*Text excerpt*.

[Start]

And then a whole bunch of these:
73588 	73587 	SUCCESS 	hbase 	UnassignProcedure table=hds2_md5

I am informed that the table can remain disabled after.
What is the method to fix these issues?  I have built a 'operator-tools1.0.0' jar and dropped it in place on the active master.

Thanks again

Marc

-----Original Message-----
From: Marc Hoppins <ma...@eset.sk> 
Sent: Friday, February 19, 2021 12:22 PM
To: user@hbase.apache.org
Subject: Region in Transition

EXTERNAL

Hi all,

The RIT message shows the following:

Owner procedure: { ID => '73827', PARENT_ID => '73587', STATE => 'WAITING_TIMEOUT', OWNER => 'hbase', TYPE => 'UnassignProcedure table=hds2_md5, region=f25fe93e24b34cb2f7fffddee1d89eec, server=ba-hbase25.jumbo.hq. com,16020,1604475904456', START_TIME => 'Thu Feb 18 06:31:06 CET 2021', LAST_UPDATE => 'Fri Feb 19 10:49:20 CET 2021', PARAMETERS => [ { transitionState => 'REGION_TRANSITION_DISPATCH', regionInfo => { regionId => '1535957697205', tableName => { namespace => 'ZGVmYXVsdA==', qualifier => 'aGRzMl9tZDU=' }, startKey => 'QkRGRkVFRg==', endKey => 'QkVBQTgyMUQy', offline => 'false', split => 'false', replicaId => '0' }, hostingServer => { hostName => 'ba-hbase25.jumbo.hq.eset.com', port => '16020', startCode => '1604475904456' }, attempt => '179' } ] }

HBASE master UI->Table details

Shows region 'hds2_md5,BDFFEEF,1535957697205.f25fe93e24b34cb2f7fffddee1d89eec' as being on region server ba-hbase18.jumbo.hq.com

So, is the table hosted on server hbase25 and being moved TO hbase18?

[End]

*Tasks to perform*.
• A. Decide whether each statement below agrees with the HBase region-in-transition thread. For each, answer yes or no and quote the words of the thread that settle it: (i) The owner procedure is in the WAITING_TIMEOUT state. (ii) The writer has built an operator-tools jar and placed it on the active master. (iii) The table has to be enabled again afterward.
• B. Carry on writing the HBase region-in-transition thread from the point where it ends.

*Provided data*.
[Start]

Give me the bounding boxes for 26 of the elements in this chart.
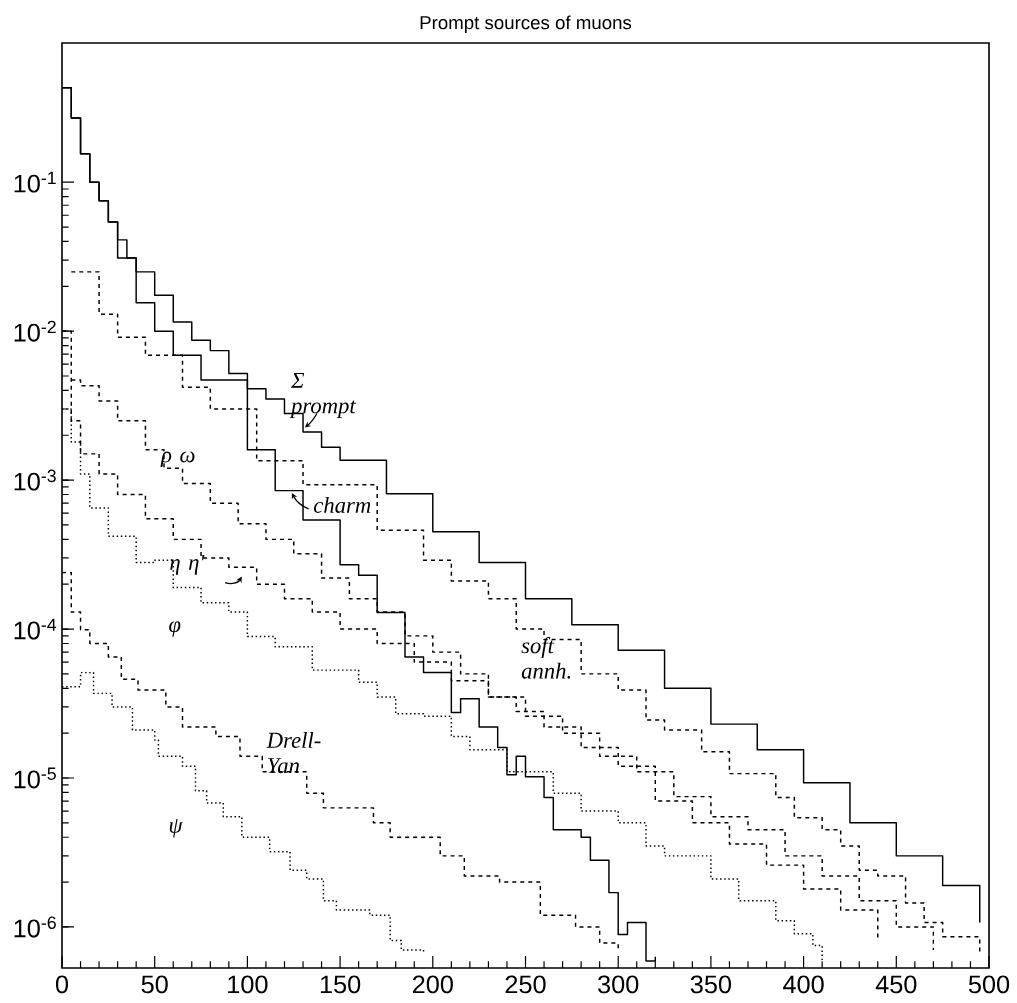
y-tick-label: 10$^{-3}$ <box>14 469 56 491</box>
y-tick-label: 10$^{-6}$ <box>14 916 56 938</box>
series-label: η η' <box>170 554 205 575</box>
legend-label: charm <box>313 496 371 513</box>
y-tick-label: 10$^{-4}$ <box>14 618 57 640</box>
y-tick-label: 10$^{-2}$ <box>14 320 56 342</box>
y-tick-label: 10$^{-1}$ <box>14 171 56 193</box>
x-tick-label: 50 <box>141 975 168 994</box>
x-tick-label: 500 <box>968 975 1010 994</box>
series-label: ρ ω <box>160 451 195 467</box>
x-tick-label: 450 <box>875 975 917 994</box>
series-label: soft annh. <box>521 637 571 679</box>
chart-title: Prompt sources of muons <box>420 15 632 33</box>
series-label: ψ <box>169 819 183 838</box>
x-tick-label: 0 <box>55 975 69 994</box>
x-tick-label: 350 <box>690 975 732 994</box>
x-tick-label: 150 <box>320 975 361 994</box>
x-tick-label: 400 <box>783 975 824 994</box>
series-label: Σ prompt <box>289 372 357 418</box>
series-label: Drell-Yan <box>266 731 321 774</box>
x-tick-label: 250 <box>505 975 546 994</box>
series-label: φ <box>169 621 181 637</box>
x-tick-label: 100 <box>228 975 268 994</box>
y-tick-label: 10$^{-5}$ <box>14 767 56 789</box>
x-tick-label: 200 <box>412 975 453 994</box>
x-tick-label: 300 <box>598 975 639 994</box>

[End]
[Start]

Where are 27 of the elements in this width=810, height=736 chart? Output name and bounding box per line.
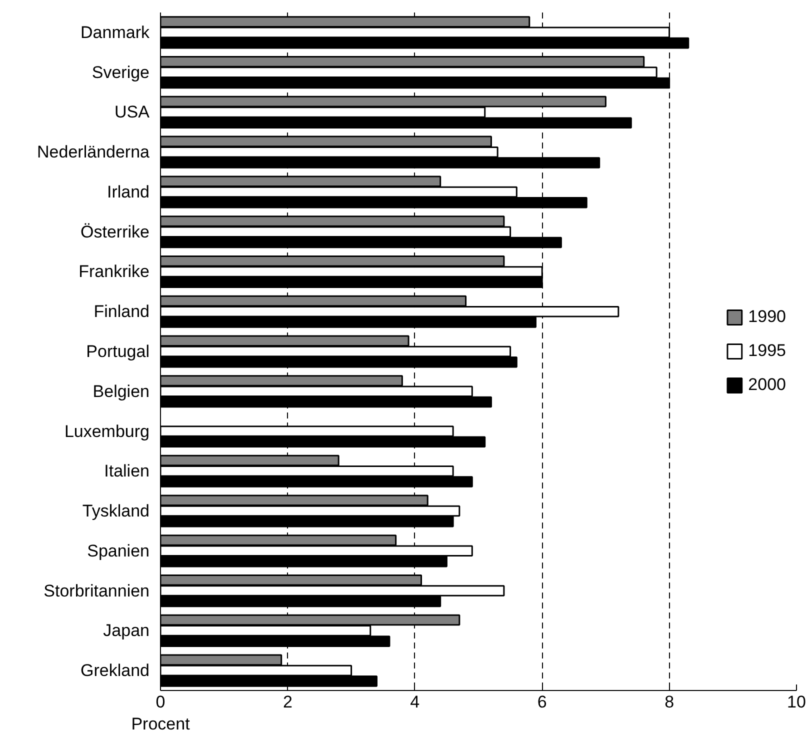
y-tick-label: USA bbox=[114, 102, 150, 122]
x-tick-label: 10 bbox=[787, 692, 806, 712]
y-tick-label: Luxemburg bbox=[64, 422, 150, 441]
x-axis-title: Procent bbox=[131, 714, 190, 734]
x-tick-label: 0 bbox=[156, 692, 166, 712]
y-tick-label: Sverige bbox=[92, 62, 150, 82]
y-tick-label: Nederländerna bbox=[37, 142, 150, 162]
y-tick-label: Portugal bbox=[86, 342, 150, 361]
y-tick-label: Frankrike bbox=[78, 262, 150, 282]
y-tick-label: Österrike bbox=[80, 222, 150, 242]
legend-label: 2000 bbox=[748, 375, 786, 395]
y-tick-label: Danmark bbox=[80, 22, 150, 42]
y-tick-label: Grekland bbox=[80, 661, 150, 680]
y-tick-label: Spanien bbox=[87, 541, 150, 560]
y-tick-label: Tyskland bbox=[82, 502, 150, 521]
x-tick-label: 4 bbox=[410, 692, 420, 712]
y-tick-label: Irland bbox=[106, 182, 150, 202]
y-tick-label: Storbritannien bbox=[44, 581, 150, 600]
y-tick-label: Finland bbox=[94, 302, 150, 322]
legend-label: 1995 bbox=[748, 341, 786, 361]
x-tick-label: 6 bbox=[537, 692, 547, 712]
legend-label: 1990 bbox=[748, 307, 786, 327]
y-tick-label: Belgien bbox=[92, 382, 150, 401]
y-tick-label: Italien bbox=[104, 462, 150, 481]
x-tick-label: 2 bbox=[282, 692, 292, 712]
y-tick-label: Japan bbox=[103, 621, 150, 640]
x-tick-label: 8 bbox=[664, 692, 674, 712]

[End]

*Task answers*.
• A.
(i) Yes: "STATE => 'WAITING_TIMEOUT'"
(ii) Yes: "I have built a 'operator-tools1.0.0' jar and dropped it in place on the active master."
(iii) No: "I am informed that the table can remain disabled after."

• B.
For some reason the table is not enabled at this time.

Table hds2_md5
Table Attributes
Attribute Name

Value

Description

Enabled

false

Is the table enabled

Compaction

NONE

Is the table compacting


The table has be online to perform these kinds of moves, yes?  A RIT is not going to occur if the table is disabled, surely.

There was a network issue where net traffic went up on some paths as other paths went down.

So one question could be: was the table taken offline during this unassign - but then with more than 30000 regions it is likely that other assign/unassigns were being carried out on this and other tables.

Or was the table disabled with a  view to performing some fix on this RIT. (currently, data 'owners' are unavailable for comment).  Table has been offline for (at least) one day.

One of the techies stopped the regionserver instance on the hbase25 mode to try and force some movement.

Thanks in advance.